Search the material below for the string "notice" and list each line that holds it.

Records
|---|
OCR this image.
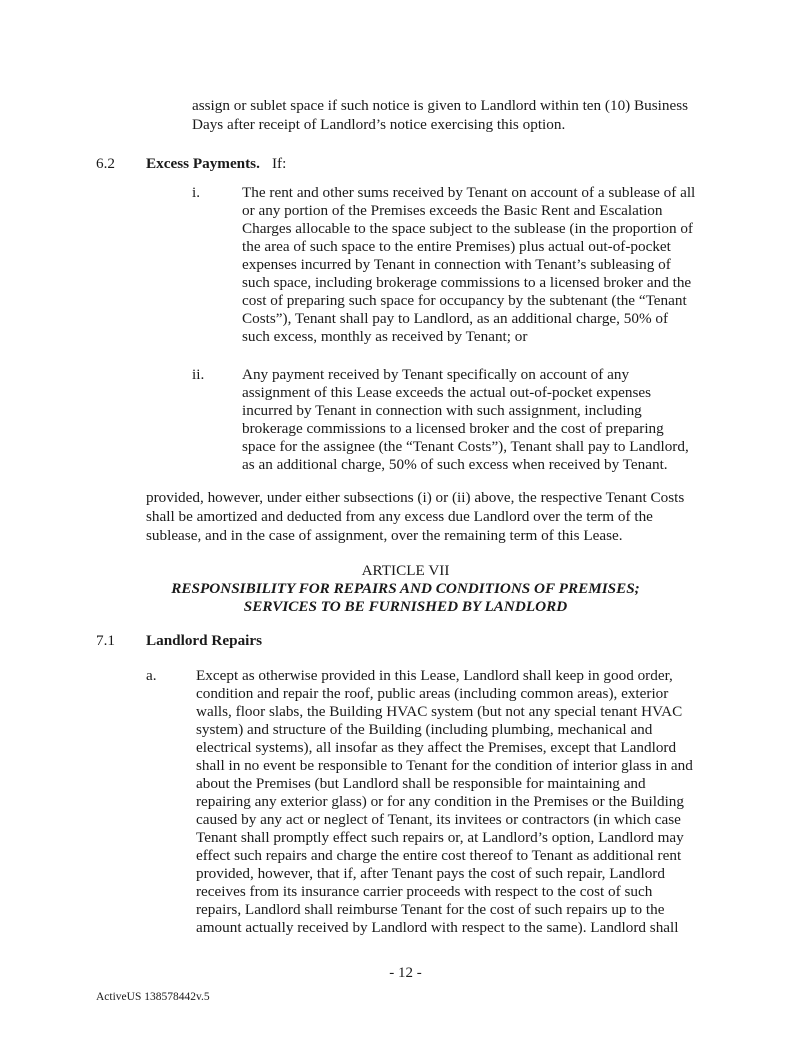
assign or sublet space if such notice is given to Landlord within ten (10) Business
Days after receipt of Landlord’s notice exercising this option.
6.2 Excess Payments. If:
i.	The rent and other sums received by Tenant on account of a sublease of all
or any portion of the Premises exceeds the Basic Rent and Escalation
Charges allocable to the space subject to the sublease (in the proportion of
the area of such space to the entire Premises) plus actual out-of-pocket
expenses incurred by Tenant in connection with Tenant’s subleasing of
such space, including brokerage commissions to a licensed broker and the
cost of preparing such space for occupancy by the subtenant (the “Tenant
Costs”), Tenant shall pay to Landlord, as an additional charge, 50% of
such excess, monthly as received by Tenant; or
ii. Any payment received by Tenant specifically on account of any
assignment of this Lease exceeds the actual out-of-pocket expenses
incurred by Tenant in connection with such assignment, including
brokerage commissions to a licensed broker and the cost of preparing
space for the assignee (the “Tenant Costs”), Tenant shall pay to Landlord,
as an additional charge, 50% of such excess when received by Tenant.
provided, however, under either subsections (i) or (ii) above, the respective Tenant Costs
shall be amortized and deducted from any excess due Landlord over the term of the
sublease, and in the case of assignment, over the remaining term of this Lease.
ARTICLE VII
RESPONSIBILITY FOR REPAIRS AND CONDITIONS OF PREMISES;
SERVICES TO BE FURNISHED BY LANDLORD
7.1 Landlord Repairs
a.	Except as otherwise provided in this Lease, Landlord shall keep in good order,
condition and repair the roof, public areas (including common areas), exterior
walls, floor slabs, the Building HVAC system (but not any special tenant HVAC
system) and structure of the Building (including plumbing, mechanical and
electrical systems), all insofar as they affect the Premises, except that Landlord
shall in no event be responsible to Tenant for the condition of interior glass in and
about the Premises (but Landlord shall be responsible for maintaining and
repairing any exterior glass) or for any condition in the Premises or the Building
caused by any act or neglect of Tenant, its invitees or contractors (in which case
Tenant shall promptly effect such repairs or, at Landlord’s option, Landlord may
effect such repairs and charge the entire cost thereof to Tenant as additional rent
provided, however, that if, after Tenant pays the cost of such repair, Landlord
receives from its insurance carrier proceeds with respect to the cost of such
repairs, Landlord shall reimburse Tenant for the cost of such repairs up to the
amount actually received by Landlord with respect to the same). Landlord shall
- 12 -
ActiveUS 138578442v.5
|---|
> _Full answer_
assign or sublet space if such notice is given to Landlord within ten (10) Business
Days after receipt of Landlord’s notice exercising this option.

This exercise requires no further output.